Given exercise:
Say how many lines in the records include the string "JSON", adding no other words.

Supplied records:

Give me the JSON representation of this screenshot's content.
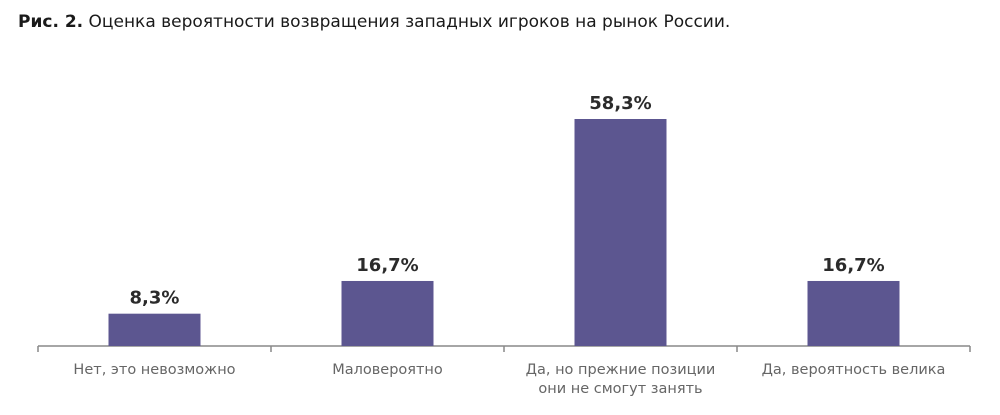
{
  "caption": {
    "figure_label": "Рис. 2.",
    "text": "Оценка вероятности возвращения западных игроков на рынок России."
  },
  "colors": {
    "bar": "#5c5690",
    "axis": "#888888"
  },
  "chart_data": {
    "type": "bar",
    "title": "Оценка вероятности возвращения западных игроков на рынок России.",
    "categories": [
      [
        "Нет, это невозможно"
      ],
      [
        "Маловероятно"
      ],
      [
        "Да, но прежние позиции",
        "они не смогут занять"
      ],
      [
        "Да, вероятность велика"
      ]
    ],
    "values": [
      8.3,
      16.7,
      58.3,
      16.7
    ],
    "data_labels": [
      "8,3%",
      "16,7%",
      "58,3%",
      "16,7%"
    ],
    "ylim": [
      0,
      58.3
    ],
    "grid": false,
    "legend": "none"
  }
}
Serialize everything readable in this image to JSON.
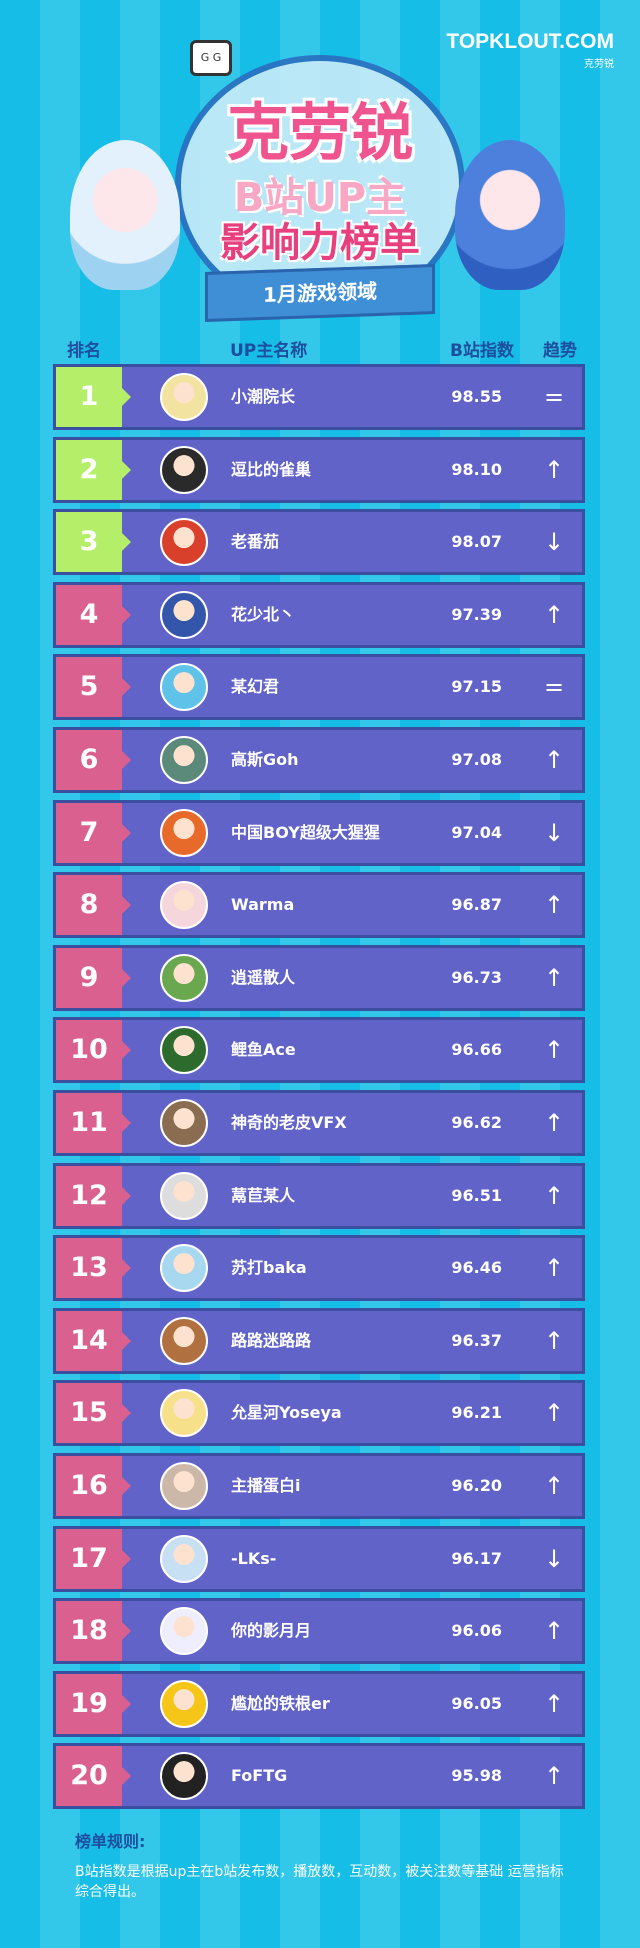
{
  "logo": {
    "brand": "TOPKLOUT.COM",
    "sub": "克劳锐"
  },
  "title": {
    "line1": "克劳锐",
    "line2": "B站UP主",
    "line3": "影响力榜单",
    "ribbon": "1月游戏领域"
  },
  "headers": {
    "rank": "排名",
    "name": "UP主名称",
    "index": "B站指数",
    "trend": "趋势"
  },
  "colors": {
    "top3": "#b5ef6a",
    "others": "#d9608f",
    "row": "#6163c9"
  },
  "rows": [
    {
      "rank": "1",
      "name": "小潮院长",
      "score": "98.55",
      "trend": "="
    },
    {
      "rank": "2",
      "name": "逗比的雀巢",
      "score": "98.10",
      "trend": "↑"
    },
    {
      "rank": "3",
      "name": "老番茄",
      "score": "98.07",
      "trend": "↓"
    },
    {
      "rank": "4",
      "name": "花少北丶",
      "score": "97.39",
      "trend": "↑"
    },
    {
      "rank": "5",
      "name": "某幻君",
      "score": "97.15",
      "trend": "="
    },
    {
      "rank": "6",
      "name": "高斯Goh",
      "score": "97.08",
      "trend": "↑"
    },
    {
      "rank": "7",
      "name": "中国BOY超级大猩猩",
      "score": "97.04",
      "trend": "↓"
    },
    {
      "rank": "8",
      "name": "Warma",
      "score": "96.87",
      "trend": "↑"
    },
    {
      "rank": "9",
      "name": "逍遥散人",
      "score": "96.73",
      "trend": "↑"
    },
    {
      "rank": "10",
      "name": "鲤鱼Ace",
      "score": "96.66",
      "trend": "↑"
    },
    {
      "rank": "11",
      "name": "神奇的老皮VFX",
      "score": "96.62",
      "trend": "↑"
    },
    {
      "rank": "12",
      "name": "蒚苣某人",
      "score": "96.51",
      "trend": "↑"
    },
    {
      "rank": "13",
      "name": "苏打baka",
      "score": "96.46",
      "trend": "↑"
    },
    {
      "rank": "14",
      "name": "路路迷路路",
      "score": "96.37",
      "trend": "↑"
    },
    {
      "rank": "15",
      "name": "允星河Yoseya",
      "score": "96.21",
      "trend": "↑"
    },
    {
      "rank": "16",
      "name": "主播蛋白i",
      "score": "96.20",
      "trend": "↑"
    },
    {
      "rank": "17",
      "name": "-LKs-",
      "score": "96.17",
      "trend": "↓"
    },
    {
      "rank": "18",
      "name": "你的影月月",
      "score": "96.06",
      "trend": "↑"
    },
    {
      "rank": "19",
      "name": "尴尬的铁根er",
      "score": "96.05",
      "trend": "↑"
    },
    {
      "rank": "20",
      "name": "FoFTG",
      "score": "95.98",
      "trend": "↑"
    }
  ],
  "rules": {
    "title": "榜单规则:",
    "text": "B站指数是根据up主在b站发布数，播放数，互动数，被关注数等基础 运营指标综合得出。"
  }
}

Solution:
2